WHAT TO DO: Extract the data exactly, missing nothing.

DATA FOR THIS EXERCISE:
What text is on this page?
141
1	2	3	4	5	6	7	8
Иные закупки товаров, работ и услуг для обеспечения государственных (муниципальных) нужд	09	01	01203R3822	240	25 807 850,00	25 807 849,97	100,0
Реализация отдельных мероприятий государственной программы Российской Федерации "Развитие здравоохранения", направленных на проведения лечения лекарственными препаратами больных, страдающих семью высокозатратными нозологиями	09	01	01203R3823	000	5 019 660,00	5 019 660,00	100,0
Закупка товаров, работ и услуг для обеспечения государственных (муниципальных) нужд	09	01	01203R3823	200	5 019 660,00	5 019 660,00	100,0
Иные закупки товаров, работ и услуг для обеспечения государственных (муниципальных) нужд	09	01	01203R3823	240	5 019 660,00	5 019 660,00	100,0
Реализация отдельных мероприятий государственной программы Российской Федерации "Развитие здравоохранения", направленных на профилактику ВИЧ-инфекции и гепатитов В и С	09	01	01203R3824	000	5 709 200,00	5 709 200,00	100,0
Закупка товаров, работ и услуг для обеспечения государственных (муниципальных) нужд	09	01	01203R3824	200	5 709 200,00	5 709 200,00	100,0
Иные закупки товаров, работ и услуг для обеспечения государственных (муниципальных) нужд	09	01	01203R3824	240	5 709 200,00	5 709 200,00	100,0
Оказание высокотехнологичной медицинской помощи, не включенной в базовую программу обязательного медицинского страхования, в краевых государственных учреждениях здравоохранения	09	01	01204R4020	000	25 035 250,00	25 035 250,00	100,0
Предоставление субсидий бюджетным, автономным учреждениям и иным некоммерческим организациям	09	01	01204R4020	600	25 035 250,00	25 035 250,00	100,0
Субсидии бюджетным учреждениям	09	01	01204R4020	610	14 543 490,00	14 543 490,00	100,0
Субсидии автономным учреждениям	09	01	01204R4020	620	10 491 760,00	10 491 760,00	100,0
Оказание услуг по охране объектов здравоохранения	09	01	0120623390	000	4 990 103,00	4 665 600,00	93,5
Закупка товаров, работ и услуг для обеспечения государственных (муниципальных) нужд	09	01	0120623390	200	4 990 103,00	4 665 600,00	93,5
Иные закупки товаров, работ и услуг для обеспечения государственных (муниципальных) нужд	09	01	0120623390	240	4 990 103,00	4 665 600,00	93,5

RESPONSE TO THIS TASK:
What text is on this page?
141
1	2	3	4	5	6	7	8
Иные закупки товаров, работ и услуг для обеспечения государственных (муниципальных) нужд	09	01	01203R3822	240	25 807 850,00	25 807 849,97	100,0
Реализация отдельных мероприятий государственной программы Российской Федерации "Развитие здравоохранения", направленных на проведения лечения лекарственными препаратами больных, страдающих семью высокозатратными нозологиями	09	01	01203R3823	000	5 019 660,00	5 019 660,00	100,0
Закупка товаров, работ и услуг для обеспечения государственных (муниципальных) нужд	09	01	01203R3823	200	5 019 660,00	5 019 660,00	100,0
Иные закупки товаров, работ и услуг для обеспечения государственных (муниципальных) нужд	09	01	01203R3823	240	5 019 660,00	5 019 660,00	100,0
Реализация отдельных мероприятий государственной программы Российской Федерации "Развитие здравоохранения", направленных на профилактику ВИЧ-инфекции и гепатитов В и С	09	01	01203R3824	000	5 709 200,00	5 709 200,00	100,0
Закупка товаров, работ и услуг для обеспечения государственных (муниципальных) нужд	09	01	01203R3824	200	5 709 200,00	5 709 200,00	100,0
Иные закупки товаров, работ и услуг для обеспечения государственных (муниципальных) нужд	09	01	01203R3824	240	5 709 200,00	5 709 200,00	100,0
Оказание высокотехнологичной медицинской помощи, не включенной в базовую программу обязательного медицинского страхования, в краевых государственных учреждениях здравоохранения	09	01	01204R4020	000	25 035 250,00	25 035 250,00	100,0
Предоставление субсидий бюджетным, автономным учреждениям и иным некоммерческим организациям	09	01	01204R4020	600	25 035 250,00	25 035 250,00	100,0
Субсидии бюджетным учреждениям	09	01	01204R4020	610	14 543 490,00	14 543 490,00	100,0
Субсидии автономным учреждениям	09	01	01204R4020	620	10 491 760,00	10 491 760,00	100,0
Оказание услуг по охране объектов здравоохранения	09	01	0120623390	000	4 990 103,00	4 665 600,00	93,5
Закупка товаров, работ и услуг для обеспечения государственных (муниципальных) нужд	09	01	0120623390	200	4 990 103,00	4 665 600,00	93,5
Иные закупки товаров, работ и услуг для обеспечения государственных (муниципальных) нужд	09	01	0120623390	240	4 990 103,00	4 665 600,00	93,5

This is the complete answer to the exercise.